[Task directions]
The listing below is the input. Say how many of its lines contain "this", giving the number alone.

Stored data
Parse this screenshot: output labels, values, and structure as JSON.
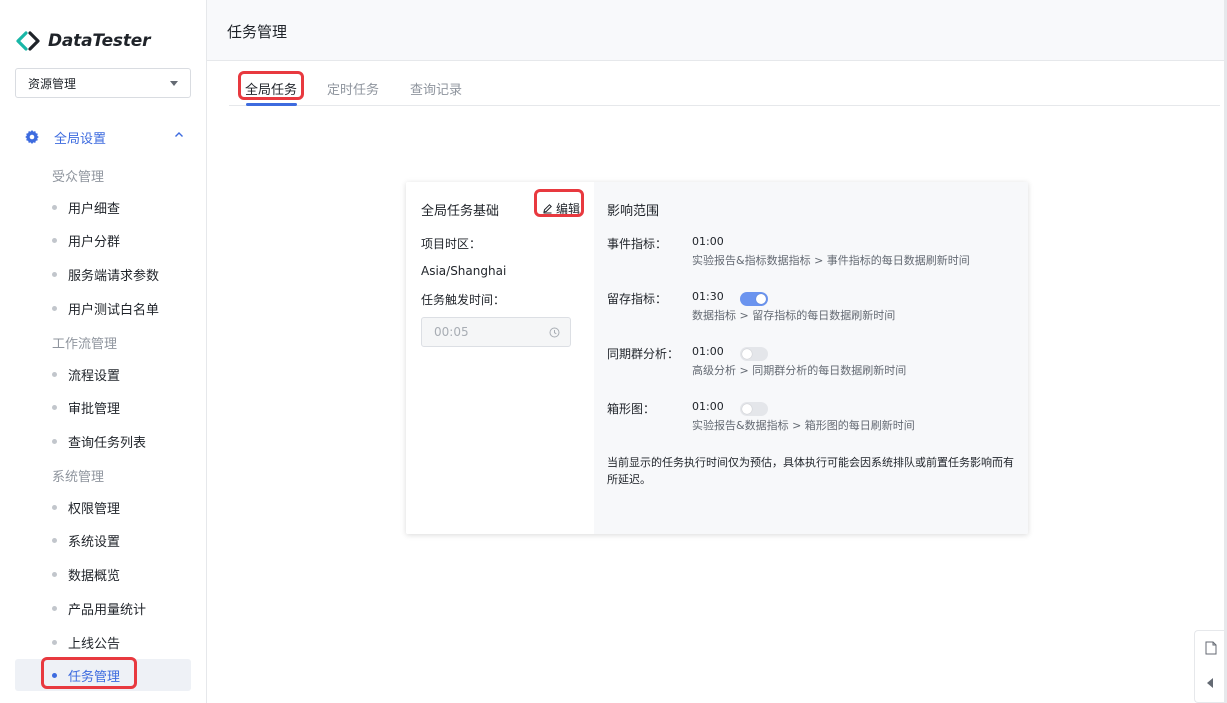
{
  "app": {
    "logo_text": "DataTester",
    "project_select": "资源管理",
    "page_title": "任务管理"
  },
  "sidebar": {
    "group_label": "全局设置",
    "sections": [
      {
        "title": "受众管理",
        "items": [
          "用户细查",
          "用户分群",
          "服务端请求参数",
          "用户测试白名单"
        ]
      },
      {
        "title": "工作流管理",
        "items": [
          "流程设置",
          "审批管理",
          "查询任务列表"
        ]
      },
      {
        "title": "系统管理",
        "items": [
          "权限管理",
          "系统设置",
          "数据概览",
          "产品用量统计",
          "上线公告",
          "任务管理"
        ]
      }
    ],
    "active_item": "任务管理"
  },
  "tabs": [
    "全局任务",
    "定时任务",
    "查询记录"
  ],
  "active_tab": "全局任务",
  "card": {
    "left_title": "全局任务基础",
    "edit_label": "编辑",
    "timezone_label": "项目时区：",
    "timezone_value": "Asia/Shanghai",
    "trigger_label": "任务触发时间：",
    "trigger_value": "00:05",
    "right_title": "影响范围",
    "metrics": [
      {
        "name": "事件指标：",
        "time": "01:00",
        "path": "实验报告&指标数据指标 > 事件指标的每日数据刷新时间",
        "has_switch": false,
        "switch_on": false
      },
      {
        "name": "留存指标：",
        "time": "01:30",
        "path": "数据指标 > 留存指标的每日数据刷新时间",
        "has_switch": true,
        "switch_on": true
      },
      {
        "name": "同期群分析：",
        "time": "01:00",
        "path": "高级分析 > 同期群分析的每日数据刷新时间",
        "has_switch": true,
        "switch_on": false
      },
      {
        "name": "箱形图：",
        "time": "01:00",
        "path": "实验报告&数据指标 > 箱形图的每日刷新时间",
        "has_switch": true,
        "switch_on": false
      }
    ],
    "note": "当前显示的任务执行时间仅为预估，具体执行可能会因系统排队或前置任务影响而有所延迟。"
  },
  "colors": {
    "accent": "#3d6bdf",
    "highlight": "#e8393f",
    "switch_on": "#6b94ef"
  }
}
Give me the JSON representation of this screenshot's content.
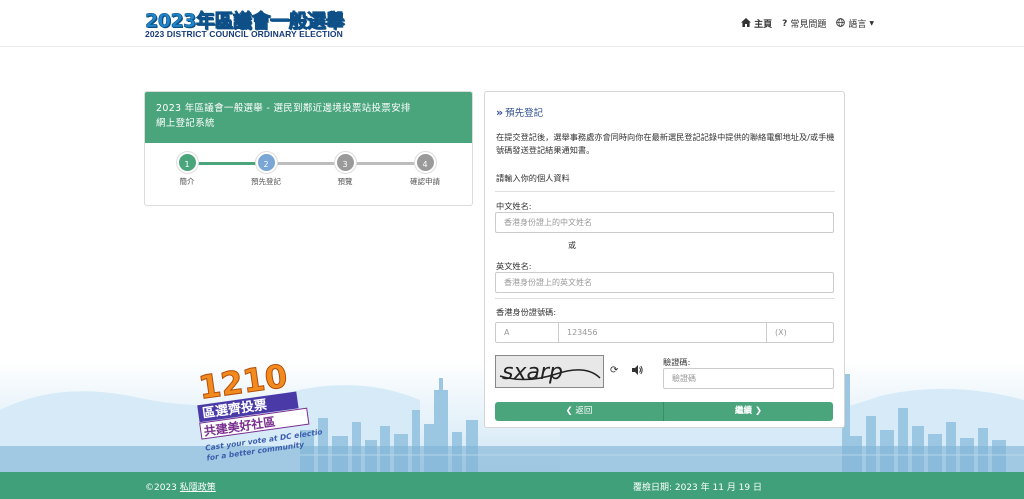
{
  "header": {
    "logo_title": "2023年區議會一般選舉",
    "logo_subtitle": "2023 DISTRICT COUNCIL ORDINARY ELECTION",
    "nav": [
      {
        "label": "主頁",
        "icon": "home-icon"
      },
      {
        "label": "常見問題",
        "icon": "question-icon"
      },
      {
        "label": "語言",
        "icon": "globe-icon"
      }
    ]
  },
  "left_panel": {
    "title_line1": "2023 年區議會一般選舉 - 選民到鄰近邊境投票站投票安排",
    "title_line2": "網上登記系統",
    "steps": [
      {
        "number": "1",
        "label": "簡介",
        "state": "done"
      },
      {
        "number": "2",
        "label": "預先登記",
        "state": "active"
      },
      {
        "number": "3",
        "label": "預覽",
        "state": "pending"
      },
      {
        "number": "4",
        "label": "確認申請",
        "state": "pending"
      }
    ]
  },
  "form": {
    "heading": "預先登記",
    "intro": "在提交登記後，選舉事務處亦會同時向你在最新選民登記記錄中提供的聯絡電郵地址及/或手機號碼發送登記結果通知書。",
    "section_label": "請輸入你的個人資料",
    "chinese_name": {
      "label": "中文姓名:",
      "placeholder": "香港身份證上的中文姓名"
    },
    "or_text": "或",
    "english_name": {
      "label": "英文姓名:",
      "placeholder": "香港身份證上的英文姓名"
    },
    "hkid": {
      "label": "香港身份證號碼:",
      "prefix_placeholder": "A",
      "number_placeholder": "123456",
      "check_placeholder": "(X)"
    },
    "captcha": {
      "image_text": "sxarp",
      "label": "驗證碼:",
      "placeholder": "驗證碼"
    },
    "back_button": "返回",
    "next_button": "繼續"
  },
  "promo": {
    "number": "1210",
    "line1": "區選齊投票",
    "line2": "共建美好社區",
    "line3": "Cast your vote at DC election",
    "line4": "for a better community"
  },
  "footer": {
    "copyright": "©2023",
    "privacy_link": "私隱政策",
    "revised_date": "覆檢日期: 2023 年 11 月 19 日"
  },
  "colors": {
    "primary_green": "#4aa57d",
    "step_active": "#7aa6d6",
    "step_pending": "#9a9a9a",
    "footer_green": "#3fa07a"
  }
}
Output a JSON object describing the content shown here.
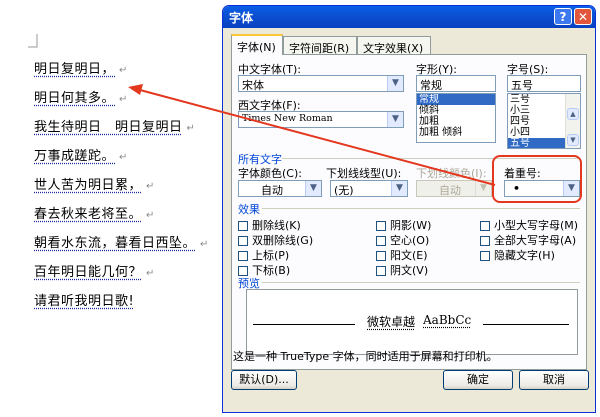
{
  "poem": {
    "lines": [
      "明日复明日，",
      "明日何其多。",
      "我生待明日　明日复明日",
      "万事成蹉跎。",
      "世人苦为明日累，",
      "春去秋来老将至。",
      "朝看水东流，暮看日西坠。",
      "百年明日能几何？",
      "请君听我明日歌!"
    ],
    "para_mark": "↵"
  },
  "dialog": {
    "title": "字体",
    "help_glyph": "?",
    "close_glyph": "✕",
    "tabs": [
      "字体(N)",
      "字符间距(R)",
      "文字效果(X)"
    ],
    "cn_font_label": "中文字体(T):",
    "cn_font_value": "宋体",
    "latin_font_label": "西文字体(F):",
    "latin_font_value": "Times New Roman",
    "style_label": "字形(Y):",
    "style_value": "常规",
    "style_items": [
      "常规",
      "倾斜",
      "加粗",
      "加粗 倾斜"
    ],
    "size_label": "字号(S):",
    "size_value": "五号",
    "size_items": [
      "三号",
      "小三",
      "四号",
      "小四",
      "五号"
    ],
    "all_text_title": "所有文字",
    "color_label": "字体颜色(C):",
    "color_value": "自动",
    "underline_label": "下划线线型(U):",
    "underline_value": "(无)",
    "underline_color_label": "下划线颜色(I):",
    "underline_color_value": "自动",
    "emphasis_label": "着重号:",
    "emphasis_value": "•",
    "effects_title": "效果",
    "effects": [
      [
        "删除线(K)",
        "双删除线(G)",
        "上标(P)",
        "下标(B)"
      ],
      [
        "阴影(W)",
        "空心(O)",
        "阳文(E)",
        "阴文(V)"
      ],
      [
        "小型大写字母(M)",
        "全部大写字母(A)",
        "隐藏文字(H)"
      ]
    ],
    "preview_title": "预览",
    "preview_text_cn": "微软卓越",
    "preview_text_latin": "AaBbCc",
    "info_text": "这是一种 TrueType 字体，同时适用于屏幕和打印机。",
    "default_button": "默认(D)...",
    "ok_button": "确定",
    "cancel_button": "取消",
    "dropdown_glyph": "▼",
    "up_glyph": "▲"
  },
  "colors": {
    "highlight": "#e3371e",
    "title_bar": "#0a5fe8",
    "group_title": "#0046d5"
  }
}
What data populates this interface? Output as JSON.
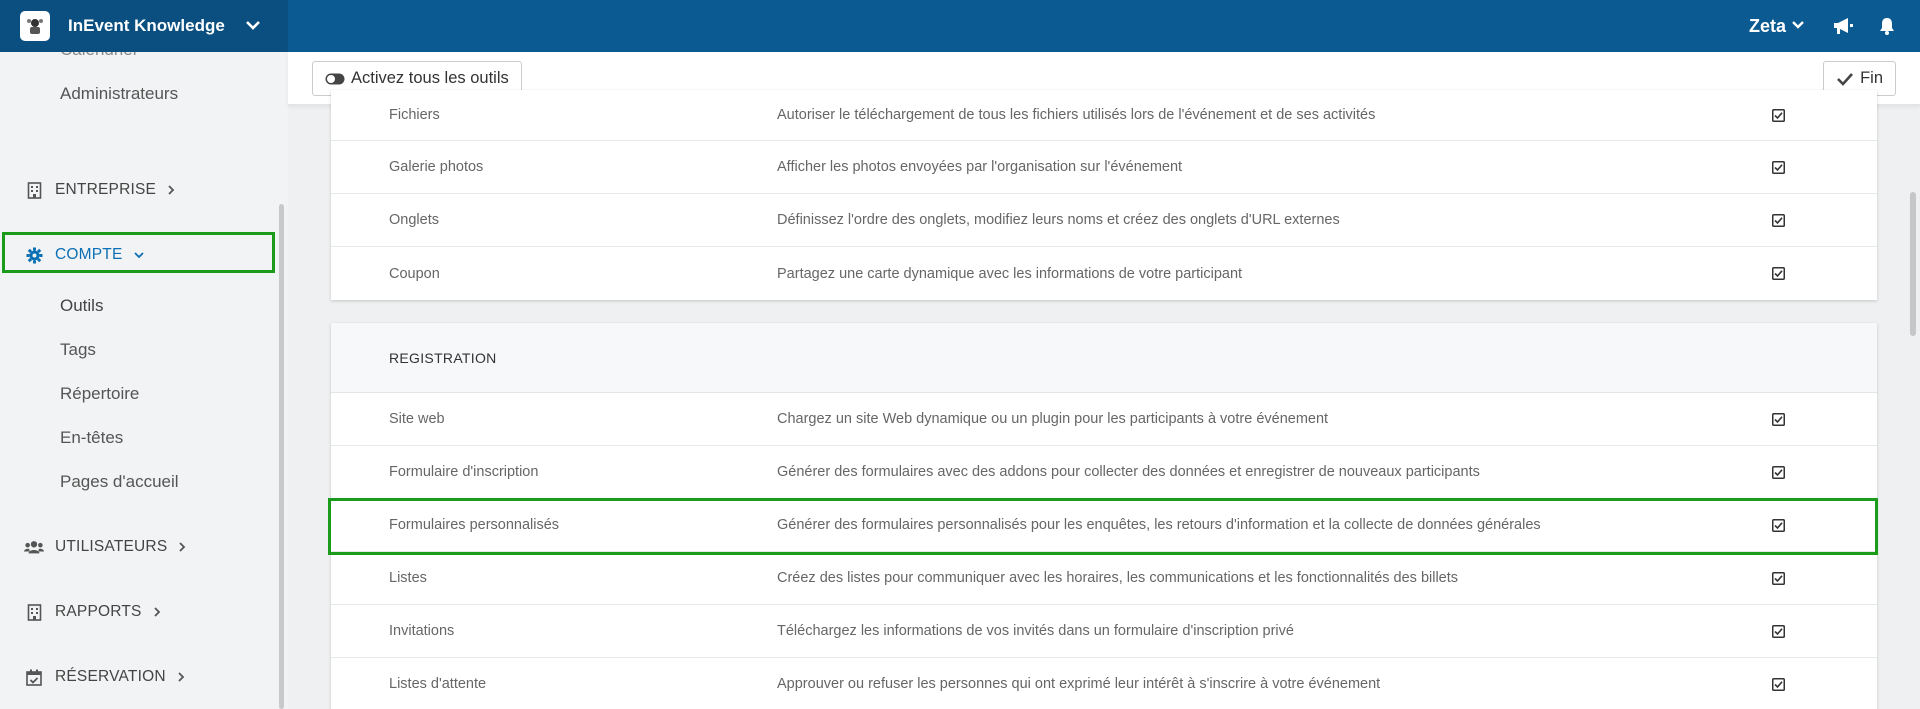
{
  "app": {
    "title": "InEvent Knowledge",
    "user": "Zeta"
  },
  "colors": {
    "topbar": "#0b5a91",
    "accent": "#0b6fb4",
    "highlight": "#1a9b1a"
  },
  "sidebar": {
    "cut_label": "Calendrier",
    "admins_label": "Administrateurs",
    "sections": {
      "entreprise": "ENTREPRISE",
      "compte": "COMPTE",
      "utilisateurs": "UTILISATEURS",
      "rapports": "RAPPORTS",
      "reservation": "RÉSERVATION"
    },
    "compte_items": [
      "Outils",
      "Tags",
      "Répertoire",
      "En-têtes",
      "Pages d'accueil"
    ]
  },
  "actions": {
    "activate_all": "Activez tous les outils",
    "finish": "Fin"
  },
  "tools_top": [
    {
      "name": "Fichiers",
      "desc": "Autoriser le téléchargement de tous les fichiers utilisés lors de l'événement et de ses activités",
      "checked": true
    },
    {
      "name": "Galerie photos",
      "desc": "Afficher les photos envoyées par l'organisation sur l'événement",
      "checked": true
    },
    {
      "name": "Onglets",
      "desc": "Définissez l'ordre des onglets, modifiez leurs noms et créez des onglets d'URL externes",
      "checked": true
    },
    {
      "name": "Coupon",
      "desc": "Partagez une carte dynamique avec les informations de votre participant",
      "checked": true
    }
  ],
  "registration": {
    "header": "REGISTRATION",
    "tools": [
      {
        "name": "Site web",
        "desc": "Chargez un site Web dynamique ou un plugin pour les participants à votre événement",
        "checked": true
      },
      {
        "name": "Formulaire d'inscription",
        "desc": "Générer des formulaires avec des addons pour collecter des données et enregistrer de nouveaux participants",
        "checked": true
      },
      {
        "name": "Formulaires personnalisés",
        "desc": "Générer des formulaires personnalisés pour les enquêtes, les retours d'information et la collecte de données générales",
        "checked": true
      },
      {
        "name": "Listes",
        "desc": "Créez des listes pour communiquer avec les horaires, les communications et les fonctionnalités des billets",
        "checked": true
      },
      {
        "name": "Invitations",
        "desc": "Téléchargez les informations de vos invités dans un formulaire d'inscription privé",
        "checked": true
      },
      {
        "name": "Listes d'attente",
        "desc": "Approuver ou refuser les personnes qui ont exprimé leur intérêt à s'inscrire à votre événement",
        "checked": true
      }
    ]
  }
}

[Full response]
3